Stored data
◆ ◆ ◆ ◆ ◆
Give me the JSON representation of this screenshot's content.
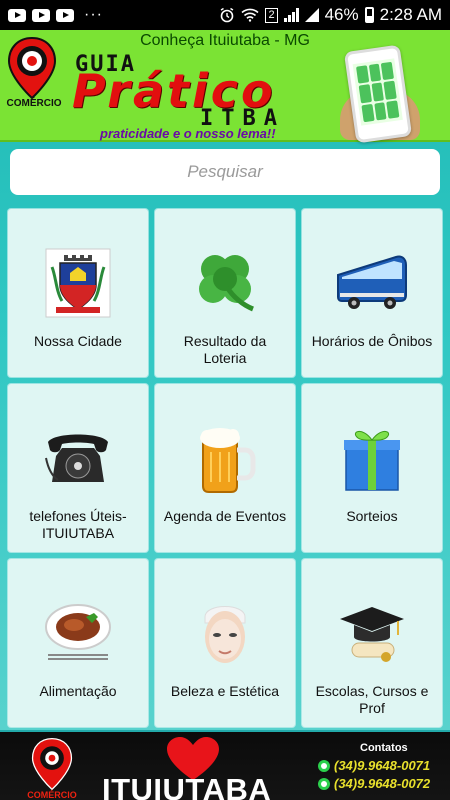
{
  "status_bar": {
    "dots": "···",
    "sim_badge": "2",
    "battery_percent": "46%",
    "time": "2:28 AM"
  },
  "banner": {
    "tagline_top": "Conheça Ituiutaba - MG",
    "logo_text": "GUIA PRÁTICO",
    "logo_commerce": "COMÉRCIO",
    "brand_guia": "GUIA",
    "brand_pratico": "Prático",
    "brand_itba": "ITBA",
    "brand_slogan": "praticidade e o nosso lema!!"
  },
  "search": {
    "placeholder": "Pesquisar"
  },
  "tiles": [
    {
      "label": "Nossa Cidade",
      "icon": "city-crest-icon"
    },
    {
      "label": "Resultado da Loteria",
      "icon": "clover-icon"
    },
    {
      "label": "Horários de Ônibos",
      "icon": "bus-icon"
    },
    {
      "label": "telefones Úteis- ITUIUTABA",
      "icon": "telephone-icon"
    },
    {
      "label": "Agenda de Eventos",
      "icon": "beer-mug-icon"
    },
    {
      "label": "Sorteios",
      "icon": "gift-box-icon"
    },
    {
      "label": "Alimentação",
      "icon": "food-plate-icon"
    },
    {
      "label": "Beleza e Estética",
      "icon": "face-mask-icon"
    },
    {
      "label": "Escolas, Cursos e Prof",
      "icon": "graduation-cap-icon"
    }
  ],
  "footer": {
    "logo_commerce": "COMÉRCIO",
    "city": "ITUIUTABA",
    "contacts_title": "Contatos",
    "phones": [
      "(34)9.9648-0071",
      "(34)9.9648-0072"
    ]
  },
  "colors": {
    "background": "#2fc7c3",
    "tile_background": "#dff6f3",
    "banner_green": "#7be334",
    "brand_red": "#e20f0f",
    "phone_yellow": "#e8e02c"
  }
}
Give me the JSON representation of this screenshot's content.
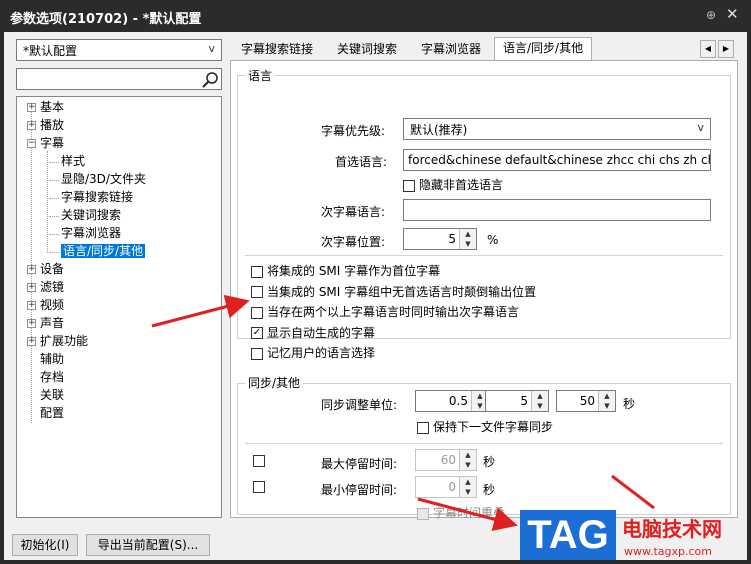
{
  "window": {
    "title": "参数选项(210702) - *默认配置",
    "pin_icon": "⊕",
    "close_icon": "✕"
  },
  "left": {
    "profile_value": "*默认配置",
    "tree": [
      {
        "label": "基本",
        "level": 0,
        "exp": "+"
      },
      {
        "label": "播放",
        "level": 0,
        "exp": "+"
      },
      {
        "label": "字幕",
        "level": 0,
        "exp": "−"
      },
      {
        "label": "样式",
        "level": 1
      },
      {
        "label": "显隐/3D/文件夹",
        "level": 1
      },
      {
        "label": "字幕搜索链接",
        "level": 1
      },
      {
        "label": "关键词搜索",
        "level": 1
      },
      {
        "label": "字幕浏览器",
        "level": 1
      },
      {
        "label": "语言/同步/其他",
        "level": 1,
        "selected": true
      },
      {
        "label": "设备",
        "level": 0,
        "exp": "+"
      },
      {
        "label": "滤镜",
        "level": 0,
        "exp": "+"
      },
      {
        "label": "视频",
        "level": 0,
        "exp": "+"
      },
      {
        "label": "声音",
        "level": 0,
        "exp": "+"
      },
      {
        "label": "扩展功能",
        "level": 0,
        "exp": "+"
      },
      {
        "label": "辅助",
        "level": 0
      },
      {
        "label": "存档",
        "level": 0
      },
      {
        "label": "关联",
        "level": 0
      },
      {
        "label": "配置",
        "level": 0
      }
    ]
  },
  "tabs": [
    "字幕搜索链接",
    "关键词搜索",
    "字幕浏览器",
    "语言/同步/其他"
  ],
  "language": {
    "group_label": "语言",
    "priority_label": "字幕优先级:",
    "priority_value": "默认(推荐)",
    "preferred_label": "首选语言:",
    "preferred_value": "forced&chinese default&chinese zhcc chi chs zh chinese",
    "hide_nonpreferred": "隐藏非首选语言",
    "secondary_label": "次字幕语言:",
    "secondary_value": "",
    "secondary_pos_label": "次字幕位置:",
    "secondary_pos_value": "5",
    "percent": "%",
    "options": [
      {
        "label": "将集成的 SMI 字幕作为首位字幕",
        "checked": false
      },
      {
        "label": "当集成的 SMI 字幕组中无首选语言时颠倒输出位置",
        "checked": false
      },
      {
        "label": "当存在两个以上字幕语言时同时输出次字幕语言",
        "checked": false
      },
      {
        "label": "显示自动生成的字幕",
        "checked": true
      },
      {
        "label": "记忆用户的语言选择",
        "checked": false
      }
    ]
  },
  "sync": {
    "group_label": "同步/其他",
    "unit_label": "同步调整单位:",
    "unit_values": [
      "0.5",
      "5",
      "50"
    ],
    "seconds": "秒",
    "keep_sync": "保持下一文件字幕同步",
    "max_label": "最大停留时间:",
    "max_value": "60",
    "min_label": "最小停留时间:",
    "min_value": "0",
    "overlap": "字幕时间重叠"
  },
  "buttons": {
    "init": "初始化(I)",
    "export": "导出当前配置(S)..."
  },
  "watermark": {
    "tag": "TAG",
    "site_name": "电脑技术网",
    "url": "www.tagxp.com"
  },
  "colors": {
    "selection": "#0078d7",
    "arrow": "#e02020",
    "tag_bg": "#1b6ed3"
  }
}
◆ ◆ ◆ ◆ ◆
**Aim:**
Omit the images and transcribe all of the records above word for word.

**Answer to the task:**
Give me the JSON representation of this screenshot's content.
{
  "status_bar": {
    "dots": "···",
    "sim_badge": "2",
    "battery_percent": "46%",
    "time": "2:28 AM"
  },
  "banner": {
    "tagline_top": "Conheça Ituiutaba - MG",
    "logo_text": "GUIA PRÁTICO",
    "logo_commerce": "COMÉRCIO",
    "brand_guia": "GUIA",
    "brand_pratico": "Prático",
    "brand_itba": "ITBA",
    "brand_slogan": "praticidade e o nosso lema!!"
  },
  "search": {
    "placeholder": "Pesquisar"
  },
  "tiles": [
    {
      "label": "Nossa Cidade",
      "icon": "city-crest-icon"
    },
    {
      "label": "Resultado da Loteria",
      "icon": "clover-icon"
    },
    {
      "label": "Horários de Ônibos",
      "icon": "bus-icon"
    },
    {
      "label": "telefones Úteis- ITUIUTABA",
      "icon": "telephone-icon"
    },
    {
      "label": "Agenda de Eventos",
      "icon": "beer-mug-icon"
    },
    {
      "label": "Sorteios",
      "icon": "gift-box-icon"
    },
    {
      "label": "Alimentação",
      "icon": "food-plate-icon"
    },
    {
      "label": "Beleza e Estética",
      "icon": "face-mask-icon"
    },
    {
      "label": "Escolas, Cursos e Prof",
      "icon": "graduation-cap-icon"
    }
  ],
  "footer": {
    "logo_commerce": "COMÉRCIO",
    "city": "ITUIUTABA",
    "contacts_title": "Contatos",
    "phones": [
      "(34)9.9648-0071",
      "(34)9.9648-0072"
    ]
  },
  "colors": {
    "background": "#2fc7c3",
    "tile_background": "#dff6f3",
    "banner_green": "#7be334",
    "brand_red": "#e20f0f",
    "phone_yellow": "#e8e02c"
  }
}
Give me the JSON representation of this screenshot's content.
{
  "window": {
    "title": "参数选项(210702) - *默认配置",
    "pin_icon": "⊕",
    "close_icon": "✕"
  },
  "left": {
    "profile_value": "*默认配置",
    "tree": [
      {
        "label": "基本",
        "level": 0,
        "exp": "+"
      },
      {
        "label": "播放",
        "level": 0,
        "exp": "+"
      },
      {
        "label": "字幕",
        "level": 0,
        "exp": "−"
      },
      {
        "label": "样式",
        "level": 1
      },
      {
        "label": "显隐/3D/文件夹",
        "level": 1
      },
      {
        "label": "字幕搜索链接",
        "level": 1
      },
      {
        "label": "关键词搜索",
        "level": 1
      },
      {
        "label": "字幕浏览器",
        "level": 1
      },
      {
        "label": "语言/同步/其他",
        "level": 1,
        "selected": true
      },
      {
        "label": "设备",
        "level": 0,
        "exp": "+"
      },
      {
        "label": "滤镜",
        "level": 0,
        "exp": "+"
      },
      {
        "label": "视频",
        "level": 0,
        "exp": "+"
      },
      {
        "label": "声音",
        "level": 0,
        "exp": "+"
      },
      {
        "label": "扩展功能",
        "level": 0,
        "exp": "+"
      },
      {
        "label": "辅助",
        "level": 0
      },
      {
        "label": "存档",
        "level": 0
      },
      {
        "label": "关联",
        "level": 0
      },
      {
        "label": "配置",
        "level": 0
      }
    ]
  },
  "tabs": [
    "字幕搜索链接",
    "关键词搜索",
    "字幕浏览器",
    "语言/同步/其他"
  ],
  "language": {
    "group_label": "语言",
    "priority_label": "字幕优先级:",
    "priority_value": "默认(推荐)",
    "preferred_label": "首选语言:",
    "preferred_value": "forced&chinese default&chinese zhcc chi chs zh chinese",
    "hide_nonpreferred": "隐藏非首选语言",
    "secondary_label": "次字幕语言:",
    "secondary_value": "",
    "secondary_pos_label": "次字幕位置:",
    "secondary_pos_value": "5",
    "percent": "%",
    "options": [
      {
        "label": "将集成的 SMI 字幕作为首位字幕",
        "checked": false
      },
      {
        "label": "当集成的 SMI 字幕组中无首选语言时颠倒输出位置",
        "checked": false
      },
      {
        "label": "当存在两个以上字幕语言时同时输出次字幕语言",
        "checked": false
      },
      {
        "label": "显示自动生成的字幕",
        "checked": true
      },
      {
        "label": "记忆用户的语言选择",
        "checked": false
      }
    ]
  },
  "sync": {
    "group_label": "同步/其他",
    "unit_label": "同步调整单位:",
    "unit_values": [
      "0.5",
      "5",
      "50"
    ],
    "seconds": "秒",
    "keep_sync": "保持下一文件字幕同步",
    "max_label": "最大停留时间:",
    "max_value": "60",
    "min_label": "最小停留时间:",
    "min_value": "0",
    "overlap": "字幕时间重叠"
  },
  "buttons": {
    "init": "初始化(I)",
    "export": "导出当前配置(S)..."
  },
  "watermark": {
    "tag": "TAG",
    "site_name": "电脑技术网",
    "url": "www.tagxp.com"
  },
  "colors": {
    "selection": "#0078d7",
    "arrow": "#e02020",
    "tag_bg": "#1b6ed3"
  }
}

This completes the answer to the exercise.